Raw records.

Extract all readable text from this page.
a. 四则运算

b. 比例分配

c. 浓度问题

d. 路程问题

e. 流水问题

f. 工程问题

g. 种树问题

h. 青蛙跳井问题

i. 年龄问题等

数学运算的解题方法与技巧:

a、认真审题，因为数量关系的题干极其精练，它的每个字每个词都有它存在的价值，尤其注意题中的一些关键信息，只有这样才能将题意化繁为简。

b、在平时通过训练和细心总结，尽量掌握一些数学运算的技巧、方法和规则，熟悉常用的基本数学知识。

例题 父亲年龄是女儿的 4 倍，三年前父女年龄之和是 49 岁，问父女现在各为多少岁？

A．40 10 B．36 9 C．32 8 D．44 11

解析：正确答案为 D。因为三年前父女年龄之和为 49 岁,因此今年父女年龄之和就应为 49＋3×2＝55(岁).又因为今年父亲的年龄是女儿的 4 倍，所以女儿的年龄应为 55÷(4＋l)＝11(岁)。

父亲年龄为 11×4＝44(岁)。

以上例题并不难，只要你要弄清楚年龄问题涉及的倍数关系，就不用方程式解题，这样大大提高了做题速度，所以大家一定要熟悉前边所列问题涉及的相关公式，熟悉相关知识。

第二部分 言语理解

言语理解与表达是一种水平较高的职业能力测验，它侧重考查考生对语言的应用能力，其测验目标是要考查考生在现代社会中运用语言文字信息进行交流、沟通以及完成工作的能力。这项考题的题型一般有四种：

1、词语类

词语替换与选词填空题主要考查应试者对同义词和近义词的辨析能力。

* * *

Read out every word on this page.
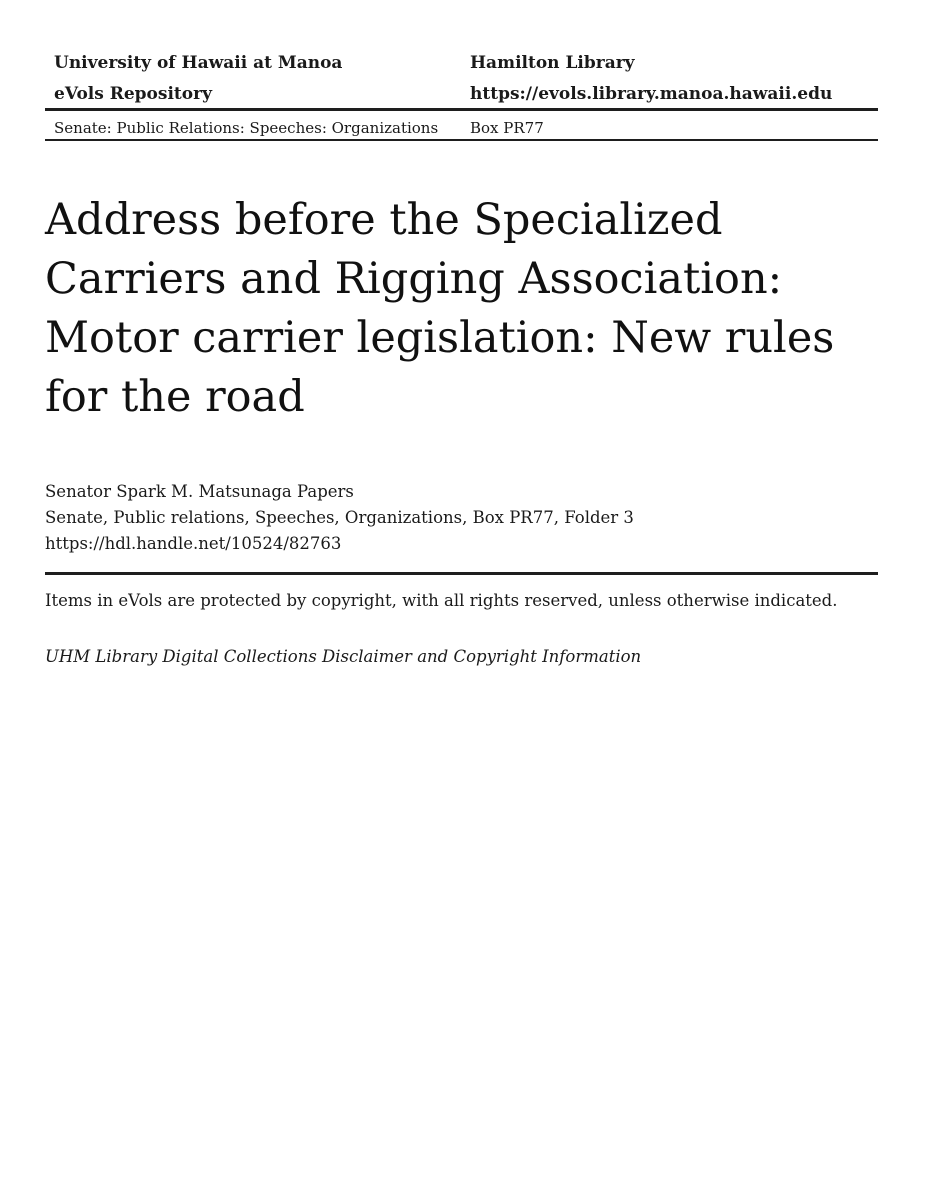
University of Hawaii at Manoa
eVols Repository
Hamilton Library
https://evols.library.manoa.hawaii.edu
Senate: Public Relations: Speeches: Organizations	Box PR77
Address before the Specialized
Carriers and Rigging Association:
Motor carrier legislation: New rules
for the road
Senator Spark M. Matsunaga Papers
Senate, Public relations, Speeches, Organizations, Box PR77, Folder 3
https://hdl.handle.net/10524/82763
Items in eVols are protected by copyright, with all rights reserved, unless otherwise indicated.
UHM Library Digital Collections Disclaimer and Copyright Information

==

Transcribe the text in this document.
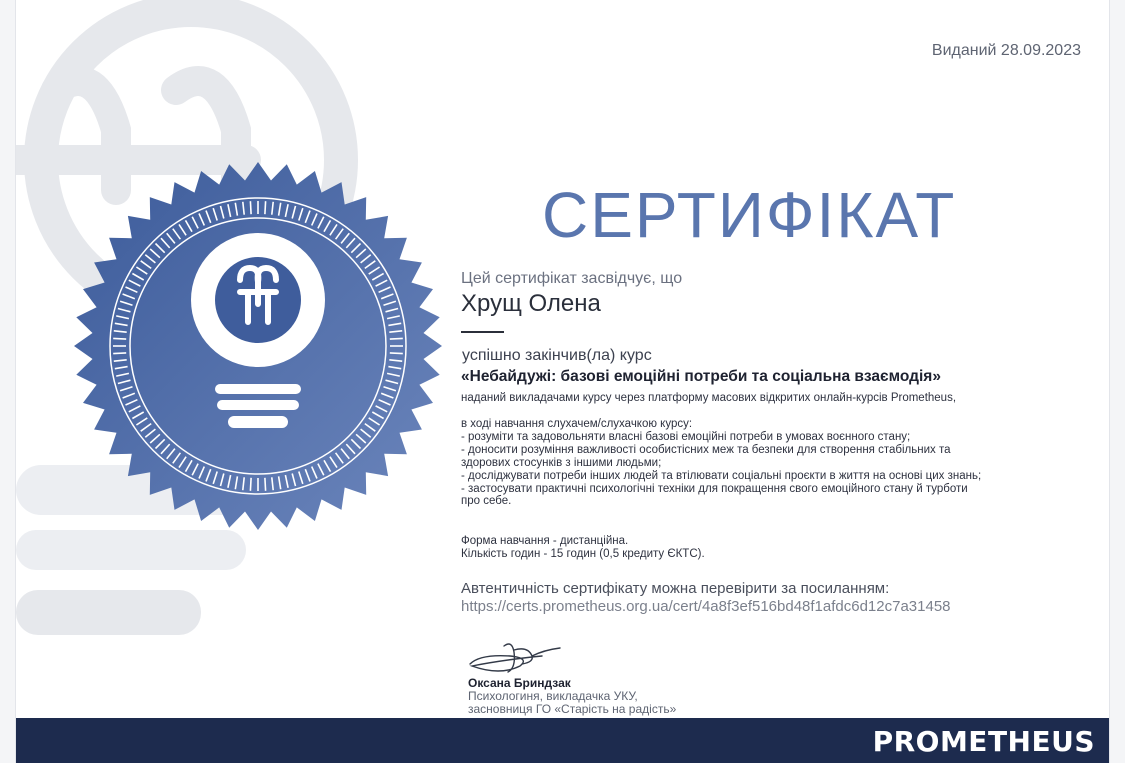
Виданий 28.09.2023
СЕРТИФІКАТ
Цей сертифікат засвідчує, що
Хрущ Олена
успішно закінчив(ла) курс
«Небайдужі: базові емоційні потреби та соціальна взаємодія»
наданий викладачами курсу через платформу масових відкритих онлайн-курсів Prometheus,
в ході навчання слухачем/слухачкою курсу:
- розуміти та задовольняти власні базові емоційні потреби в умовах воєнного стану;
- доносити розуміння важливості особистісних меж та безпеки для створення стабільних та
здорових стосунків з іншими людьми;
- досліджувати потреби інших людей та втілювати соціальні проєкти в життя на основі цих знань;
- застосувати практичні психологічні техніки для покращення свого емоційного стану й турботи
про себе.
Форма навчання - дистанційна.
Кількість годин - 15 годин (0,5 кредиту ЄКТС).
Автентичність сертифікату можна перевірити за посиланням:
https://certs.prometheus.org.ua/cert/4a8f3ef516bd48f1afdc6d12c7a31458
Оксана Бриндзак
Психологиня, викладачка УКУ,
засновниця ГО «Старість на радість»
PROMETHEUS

Problem description.
Filter lines by "стану" and return each hit.

Final result.
- розуміти та задовольняти власні базові емоційні потреби в умовах воєнного стану;
- застосувати практичні психологічні техніки для покращення свого емоційного стану й турботи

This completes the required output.